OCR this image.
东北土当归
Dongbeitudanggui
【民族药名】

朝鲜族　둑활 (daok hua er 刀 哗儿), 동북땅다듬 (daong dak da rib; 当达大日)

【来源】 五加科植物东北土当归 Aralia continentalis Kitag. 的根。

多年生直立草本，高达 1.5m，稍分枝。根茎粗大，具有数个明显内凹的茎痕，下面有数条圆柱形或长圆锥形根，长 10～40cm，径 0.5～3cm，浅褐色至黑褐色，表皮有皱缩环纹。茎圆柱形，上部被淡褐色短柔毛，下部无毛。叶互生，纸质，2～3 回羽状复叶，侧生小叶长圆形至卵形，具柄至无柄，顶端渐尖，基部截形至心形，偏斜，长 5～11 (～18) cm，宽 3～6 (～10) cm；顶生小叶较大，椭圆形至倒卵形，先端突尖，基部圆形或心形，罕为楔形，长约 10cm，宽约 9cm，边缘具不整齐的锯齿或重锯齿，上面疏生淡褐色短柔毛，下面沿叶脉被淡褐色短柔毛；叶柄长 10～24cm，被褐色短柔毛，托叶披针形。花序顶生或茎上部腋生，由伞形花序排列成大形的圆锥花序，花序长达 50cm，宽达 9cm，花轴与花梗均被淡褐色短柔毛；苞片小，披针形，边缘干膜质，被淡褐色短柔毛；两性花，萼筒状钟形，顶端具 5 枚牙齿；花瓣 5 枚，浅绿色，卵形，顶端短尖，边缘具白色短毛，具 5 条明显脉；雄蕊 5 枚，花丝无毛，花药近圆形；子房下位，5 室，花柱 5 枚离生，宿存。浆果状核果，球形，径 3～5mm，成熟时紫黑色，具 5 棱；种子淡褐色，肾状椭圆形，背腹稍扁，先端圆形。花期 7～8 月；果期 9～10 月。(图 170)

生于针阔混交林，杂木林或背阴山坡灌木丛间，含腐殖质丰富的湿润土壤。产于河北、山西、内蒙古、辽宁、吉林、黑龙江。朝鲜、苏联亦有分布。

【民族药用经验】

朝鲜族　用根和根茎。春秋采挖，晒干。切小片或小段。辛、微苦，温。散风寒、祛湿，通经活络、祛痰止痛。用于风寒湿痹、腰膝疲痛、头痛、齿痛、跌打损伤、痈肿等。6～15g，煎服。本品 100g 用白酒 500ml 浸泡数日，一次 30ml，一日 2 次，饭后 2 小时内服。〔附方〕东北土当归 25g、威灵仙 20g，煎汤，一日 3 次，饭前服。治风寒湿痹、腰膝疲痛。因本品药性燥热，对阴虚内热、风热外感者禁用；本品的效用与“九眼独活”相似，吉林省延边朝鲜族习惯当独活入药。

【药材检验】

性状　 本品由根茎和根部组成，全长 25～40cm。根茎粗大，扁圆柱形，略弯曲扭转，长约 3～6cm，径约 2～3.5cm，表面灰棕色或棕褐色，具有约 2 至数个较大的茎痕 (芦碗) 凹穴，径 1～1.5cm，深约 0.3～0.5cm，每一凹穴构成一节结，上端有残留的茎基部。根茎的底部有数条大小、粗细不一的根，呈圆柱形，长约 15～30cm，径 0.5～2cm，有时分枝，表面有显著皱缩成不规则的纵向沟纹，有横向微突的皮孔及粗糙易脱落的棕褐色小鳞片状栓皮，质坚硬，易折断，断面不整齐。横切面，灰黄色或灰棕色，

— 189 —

* * *

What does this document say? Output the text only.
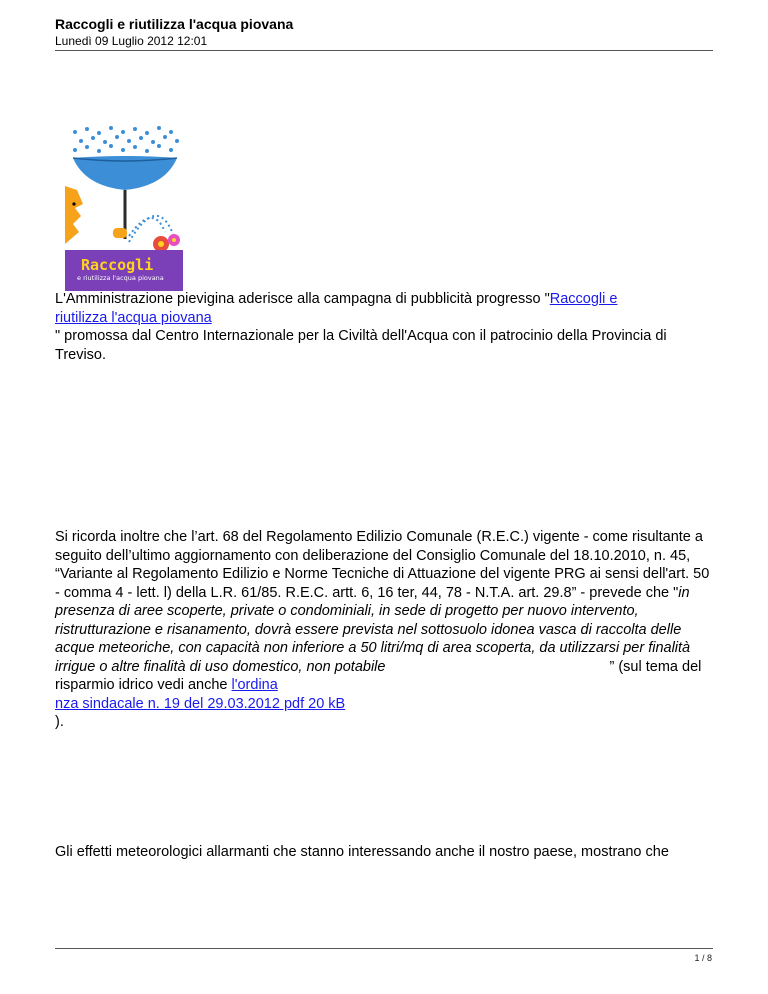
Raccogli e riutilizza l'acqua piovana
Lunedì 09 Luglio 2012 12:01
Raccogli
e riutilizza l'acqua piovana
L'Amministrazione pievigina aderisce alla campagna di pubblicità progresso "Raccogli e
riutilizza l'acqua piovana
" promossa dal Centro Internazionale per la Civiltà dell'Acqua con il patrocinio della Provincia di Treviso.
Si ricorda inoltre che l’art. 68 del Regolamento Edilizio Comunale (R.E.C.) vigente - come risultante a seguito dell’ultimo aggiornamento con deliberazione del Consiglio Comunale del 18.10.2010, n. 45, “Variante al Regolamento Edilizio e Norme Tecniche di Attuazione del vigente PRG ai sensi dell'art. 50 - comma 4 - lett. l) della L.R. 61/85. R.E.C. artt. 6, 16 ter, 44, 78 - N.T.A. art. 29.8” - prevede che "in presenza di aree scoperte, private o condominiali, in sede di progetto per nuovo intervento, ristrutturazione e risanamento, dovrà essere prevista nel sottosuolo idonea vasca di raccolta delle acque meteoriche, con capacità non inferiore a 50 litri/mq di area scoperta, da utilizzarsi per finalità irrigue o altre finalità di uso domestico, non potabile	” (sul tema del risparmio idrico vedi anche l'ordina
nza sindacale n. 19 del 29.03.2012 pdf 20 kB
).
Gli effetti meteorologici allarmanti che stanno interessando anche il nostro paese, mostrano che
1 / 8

---

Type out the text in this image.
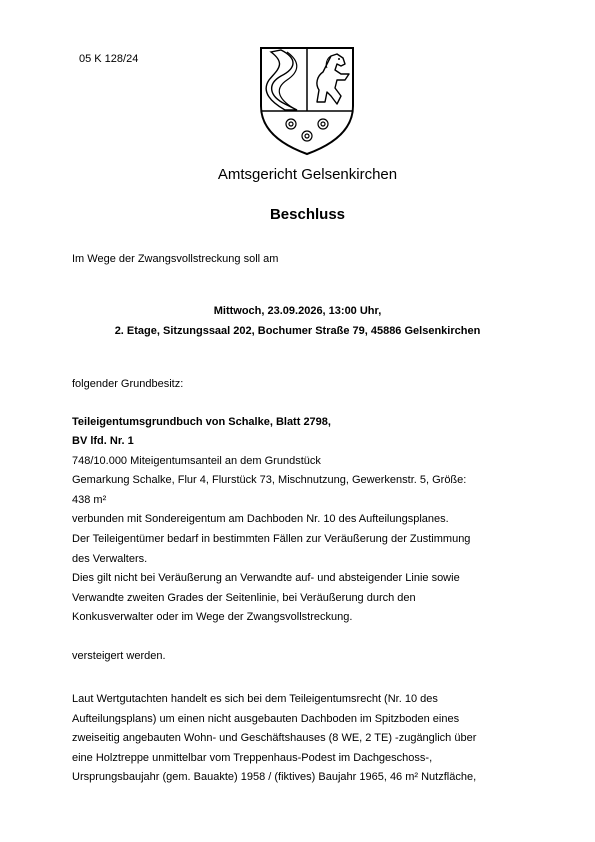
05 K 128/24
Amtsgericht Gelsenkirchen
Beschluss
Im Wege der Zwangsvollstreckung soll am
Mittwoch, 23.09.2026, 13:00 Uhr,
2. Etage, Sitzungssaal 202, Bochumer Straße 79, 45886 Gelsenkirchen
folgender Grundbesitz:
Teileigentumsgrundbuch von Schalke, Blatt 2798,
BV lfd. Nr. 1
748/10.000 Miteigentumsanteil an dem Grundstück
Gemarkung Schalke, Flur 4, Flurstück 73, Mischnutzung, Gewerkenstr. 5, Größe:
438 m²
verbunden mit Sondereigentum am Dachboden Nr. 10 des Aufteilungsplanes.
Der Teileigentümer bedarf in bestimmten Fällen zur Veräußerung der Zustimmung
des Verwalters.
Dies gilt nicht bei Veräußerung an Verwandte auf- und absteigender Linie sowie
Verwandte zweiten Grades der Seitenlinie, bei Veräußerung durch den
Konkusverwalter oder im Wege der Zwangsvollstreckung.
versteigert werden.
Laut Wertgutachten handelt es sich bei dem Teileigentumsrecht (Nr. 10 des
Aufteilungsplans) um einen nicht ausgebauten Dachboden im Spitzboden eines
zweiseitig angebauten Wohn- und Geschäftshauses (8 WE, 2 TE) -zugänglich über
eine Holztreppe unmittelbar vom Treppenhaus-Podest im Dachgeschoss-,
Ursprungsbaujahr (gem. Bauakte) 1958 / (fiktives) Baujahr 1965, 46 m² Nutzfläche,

# [REQUIRED TASK]
Pick out each line in the material containing "anche".

# [COMPLETED EXERCISE]
Si ricorda inoltre che l’art. 68 del Regolamento Edilizio Comunale (R.E.C.) vigente - come risultante a seguito dell’ultimo aggiornamento con deliberazione del Consiglio Comunale del 18.10.2010, n. 45, “Variante al Regolamento Edilizio e Norme Tecniche di Attuazione del vigente PRG ai sensi dell'art. 50 - comma 4 - lett. l) della L.R. 61/85. R.E.C. artt. 6, 16 ter, 44, 78 - N.T.A. art. 29.8” - prevede che "in presenza di aree scoperte, private o condominiali, in sede di progetto per nuovo intervento, ristrutturazione e risanamento, dovrà essere prevista nel sottosuolo idonea vasca di raccolta delle acque meteoriche, con capacità non inferiore a 50 litri/mq di area scoperta, da utilizzarsi per finalità irrigue o altre finalità di uso domestico, non potabile	” (sul tema del risparmio idrico vedi anche l'ordina
Gli effetti meteorologici allarmanti che stanno interessando anche il nostro paese, mostrano che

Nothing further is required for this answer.